▸ **Excerpted records**

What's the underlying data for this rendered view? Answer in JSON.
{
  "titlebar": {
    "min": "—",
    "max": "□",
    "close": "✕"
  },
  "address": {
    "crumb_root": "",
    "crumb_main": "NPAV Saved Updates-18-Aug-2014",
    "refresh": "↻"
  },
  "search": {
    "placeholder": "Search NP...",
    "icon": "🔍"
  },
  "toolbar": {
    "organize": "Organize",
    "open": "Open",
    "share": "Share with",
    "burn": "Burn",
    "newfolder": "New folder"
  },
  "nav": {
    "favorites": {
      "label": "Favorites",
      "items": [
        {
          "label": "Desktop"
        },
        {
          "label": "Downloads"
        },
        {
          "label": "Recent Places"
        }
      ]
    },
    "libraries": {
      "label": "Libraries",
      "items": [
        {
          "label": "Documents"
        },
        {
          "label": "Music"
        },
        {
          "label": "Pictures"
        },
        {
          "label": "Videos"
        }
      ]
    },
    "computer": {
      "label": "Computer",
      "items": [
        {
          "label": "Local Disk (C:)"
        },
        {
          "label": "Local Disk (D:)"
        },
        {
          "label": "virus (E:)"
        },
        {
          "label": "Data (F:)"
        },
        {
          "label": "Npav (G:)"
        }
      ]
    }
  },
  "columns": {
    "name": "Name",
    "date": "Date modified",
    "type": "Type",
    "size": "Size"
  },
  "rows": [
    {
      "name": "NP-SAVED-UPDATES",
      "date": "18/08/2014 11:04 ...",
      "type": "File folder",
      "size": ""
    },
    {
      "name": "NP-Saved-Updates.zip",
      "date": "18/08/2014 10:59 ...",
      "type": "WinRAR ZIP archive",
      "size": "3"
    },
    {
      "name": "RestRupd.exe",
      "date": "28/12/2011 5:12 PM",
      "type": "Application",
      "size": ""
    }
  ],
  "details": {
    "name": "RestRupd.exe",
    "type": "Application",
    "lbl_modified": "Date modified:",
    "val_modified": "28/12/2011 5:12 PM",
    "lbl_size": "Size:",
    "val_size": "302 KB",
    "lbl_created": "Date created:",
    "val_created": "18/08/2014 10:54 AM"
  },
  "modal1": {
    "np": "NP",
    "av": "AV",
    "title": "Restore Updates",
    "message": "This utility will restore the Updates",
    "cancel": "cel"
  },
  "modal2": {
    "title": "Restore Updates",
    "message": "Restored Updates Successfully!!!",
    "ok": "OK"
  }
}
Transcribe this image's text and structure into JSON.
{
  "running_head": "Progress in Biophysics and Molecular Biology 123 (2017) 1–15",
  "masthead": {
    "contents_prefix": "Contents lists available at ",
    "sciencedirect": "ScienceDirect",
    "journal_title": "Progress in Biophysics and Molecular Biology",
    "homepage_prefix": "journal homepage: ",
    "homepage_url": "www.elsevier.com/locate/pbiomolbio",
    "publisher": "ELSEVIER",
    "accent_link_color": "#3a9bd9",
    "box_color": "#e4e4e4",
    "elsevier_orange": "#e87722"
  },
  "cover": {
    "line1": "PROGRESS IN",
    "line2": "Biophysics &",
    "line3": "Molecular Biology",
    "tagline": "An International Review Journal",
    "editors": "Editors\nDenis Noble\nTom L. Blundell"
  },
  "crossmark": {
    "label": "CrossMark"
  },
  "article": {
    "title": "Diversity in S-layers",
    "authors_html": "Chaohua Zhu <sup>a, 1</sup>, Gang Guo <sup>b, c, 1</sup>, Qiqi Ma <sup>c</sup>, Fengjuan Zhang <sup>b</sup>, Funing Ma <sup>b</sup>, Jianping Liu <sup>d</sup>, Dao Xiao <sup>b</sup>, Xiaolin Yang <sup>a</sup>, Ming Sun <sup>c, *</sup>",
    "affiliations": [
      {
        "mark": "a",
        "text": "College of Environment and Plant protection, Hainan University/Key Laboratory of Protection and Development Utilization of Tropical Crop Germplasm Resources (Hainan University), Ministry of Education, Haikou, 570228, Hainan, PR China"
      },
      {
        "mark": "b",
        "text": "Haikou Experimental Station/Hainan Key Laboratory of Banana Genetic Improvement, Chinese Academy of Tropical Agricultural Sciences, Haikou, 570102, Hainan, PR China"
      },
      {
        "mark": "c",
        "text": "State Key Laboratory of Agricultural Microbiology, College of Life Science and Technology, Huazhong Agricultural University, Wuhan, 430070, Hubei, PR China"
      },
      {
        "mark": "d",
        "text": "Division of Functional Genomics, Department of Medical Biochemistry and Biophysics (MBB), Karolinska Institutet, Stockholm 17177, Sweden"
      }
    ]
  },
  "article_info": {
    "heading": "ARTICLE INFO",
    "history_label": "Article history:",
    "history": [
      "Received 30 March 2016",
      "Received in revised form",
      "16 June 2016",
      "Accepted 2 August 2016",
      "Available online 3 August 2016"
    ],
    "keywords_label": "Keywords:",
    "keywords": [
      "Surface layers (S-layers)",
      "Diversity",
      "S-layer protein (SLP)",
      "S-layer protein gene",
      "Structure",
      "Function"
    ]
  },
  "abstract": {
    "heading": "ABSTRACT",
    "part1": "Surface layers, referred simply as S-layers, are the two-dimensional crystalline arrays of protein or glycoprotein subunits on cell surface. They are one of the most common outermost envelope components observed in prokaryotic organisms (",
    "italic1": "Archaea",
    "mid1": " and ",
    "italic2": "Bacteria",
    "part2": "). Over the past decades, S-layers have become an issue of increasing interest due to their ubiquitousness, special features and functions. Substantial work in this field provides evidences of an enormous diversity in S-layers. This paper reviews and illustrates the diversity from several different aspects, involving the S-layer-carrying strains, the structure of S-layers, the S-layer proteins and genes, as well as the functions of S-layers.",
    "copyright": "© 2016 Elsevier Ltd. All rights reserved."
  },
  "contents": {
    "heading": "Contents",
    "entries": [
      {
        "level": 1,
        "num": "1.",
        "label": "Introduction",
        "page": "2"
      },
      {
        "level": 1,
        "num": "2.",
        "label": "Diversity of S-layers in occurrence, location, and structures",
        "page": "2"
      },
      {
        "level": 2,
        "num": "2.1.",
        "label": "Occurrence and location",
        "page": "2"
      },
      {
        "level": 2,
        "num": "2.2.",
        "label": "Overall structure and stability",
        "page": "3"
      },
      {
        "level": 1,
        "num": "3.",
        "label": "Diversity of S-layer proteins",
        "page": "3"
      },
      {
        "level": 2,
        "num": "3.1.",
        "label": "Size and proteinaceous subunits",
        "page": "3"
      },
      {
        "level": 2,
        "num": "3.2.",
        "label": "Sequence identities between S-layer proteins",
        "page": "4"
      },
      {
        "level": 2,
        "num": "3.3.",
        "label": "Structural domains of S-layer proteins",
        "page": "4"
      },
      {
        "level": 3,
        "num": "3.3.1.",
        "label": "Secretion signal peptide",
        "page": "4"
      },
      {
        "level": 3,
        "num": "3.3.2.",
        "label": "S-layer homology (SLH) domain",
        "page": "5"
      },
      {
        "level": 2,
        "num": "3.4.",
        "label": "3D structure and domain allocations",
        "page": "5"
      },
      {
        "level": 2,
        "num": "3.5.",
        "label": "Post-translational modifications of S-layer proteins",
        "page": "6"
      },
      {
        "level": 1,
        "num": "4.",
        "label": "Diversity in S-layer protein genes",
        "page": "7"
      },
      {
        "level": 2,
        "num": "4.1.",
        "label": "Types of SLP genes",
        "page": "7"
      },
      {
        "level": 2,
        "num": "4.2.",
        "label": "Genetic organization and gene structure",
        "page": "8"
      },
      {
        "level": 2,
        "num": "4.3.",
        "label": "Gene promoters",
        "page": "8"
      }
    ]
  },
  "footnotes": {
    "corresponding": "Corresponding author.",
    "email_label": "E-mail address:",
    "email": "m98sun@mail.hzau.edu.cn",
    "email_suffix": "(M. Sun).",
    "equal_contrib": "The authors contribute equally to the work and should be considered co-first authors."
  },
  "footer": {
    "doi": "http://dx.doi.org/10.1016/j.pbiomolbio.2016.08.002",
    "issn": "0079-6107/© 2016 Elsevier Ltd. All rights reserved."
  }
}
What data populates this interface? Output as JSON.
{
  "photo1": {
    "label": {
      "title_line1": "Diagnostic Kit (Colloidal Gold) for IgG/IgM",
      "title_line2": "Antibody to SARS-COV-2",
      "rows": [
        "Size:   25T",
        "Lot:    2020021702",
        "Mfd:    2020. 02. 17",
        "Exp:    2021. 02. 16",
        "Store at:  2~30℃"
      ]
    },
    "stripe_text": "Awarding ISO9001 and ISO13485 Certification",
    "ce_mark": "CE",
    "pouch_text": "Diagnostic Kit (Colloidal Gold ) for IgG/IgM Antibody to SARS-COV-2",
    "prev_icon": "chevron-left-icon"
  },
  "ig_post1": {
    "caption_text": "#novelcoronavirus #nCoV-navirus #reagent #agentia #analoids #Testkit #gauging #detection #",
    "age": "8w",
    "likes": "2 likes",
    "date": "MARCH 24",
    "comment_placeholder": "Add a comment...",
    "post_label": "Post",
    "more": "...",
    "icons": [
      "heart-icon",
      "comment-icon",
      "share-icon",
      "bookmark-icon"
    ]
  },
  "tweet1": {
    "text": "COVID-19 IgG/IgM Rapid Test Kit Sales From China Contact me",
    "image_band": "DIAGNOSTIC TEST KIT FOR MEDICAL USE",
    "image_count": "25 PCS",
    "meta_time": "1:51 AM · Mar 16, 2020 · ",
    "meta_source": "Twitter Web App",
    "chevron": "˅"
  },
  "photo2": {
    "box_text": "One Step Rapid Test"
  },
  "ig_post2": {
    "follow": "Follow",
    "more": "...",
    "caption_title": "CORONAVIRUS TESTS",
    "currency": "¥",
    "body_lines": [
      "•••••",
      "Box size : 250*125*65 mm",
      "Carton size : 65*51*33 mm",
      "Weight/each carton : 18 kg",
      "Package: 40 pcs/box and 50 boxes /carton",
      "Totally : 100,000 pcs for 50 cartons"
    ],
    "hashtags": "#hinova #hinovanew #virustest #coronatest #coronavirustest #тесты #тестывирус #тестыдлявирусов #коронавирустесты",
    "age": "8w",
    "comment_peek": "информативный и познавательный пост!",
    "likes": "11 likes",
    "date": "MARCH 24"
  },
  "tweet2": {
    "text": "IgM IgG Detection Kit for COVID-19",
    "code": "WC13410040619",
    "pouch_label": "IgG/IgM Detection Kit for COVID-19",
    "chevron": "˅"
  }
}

▸ **Problem to work on**
Figure out how many lines of the material above hold the word "Local", and answer with that number only.

▸ **Task output**
2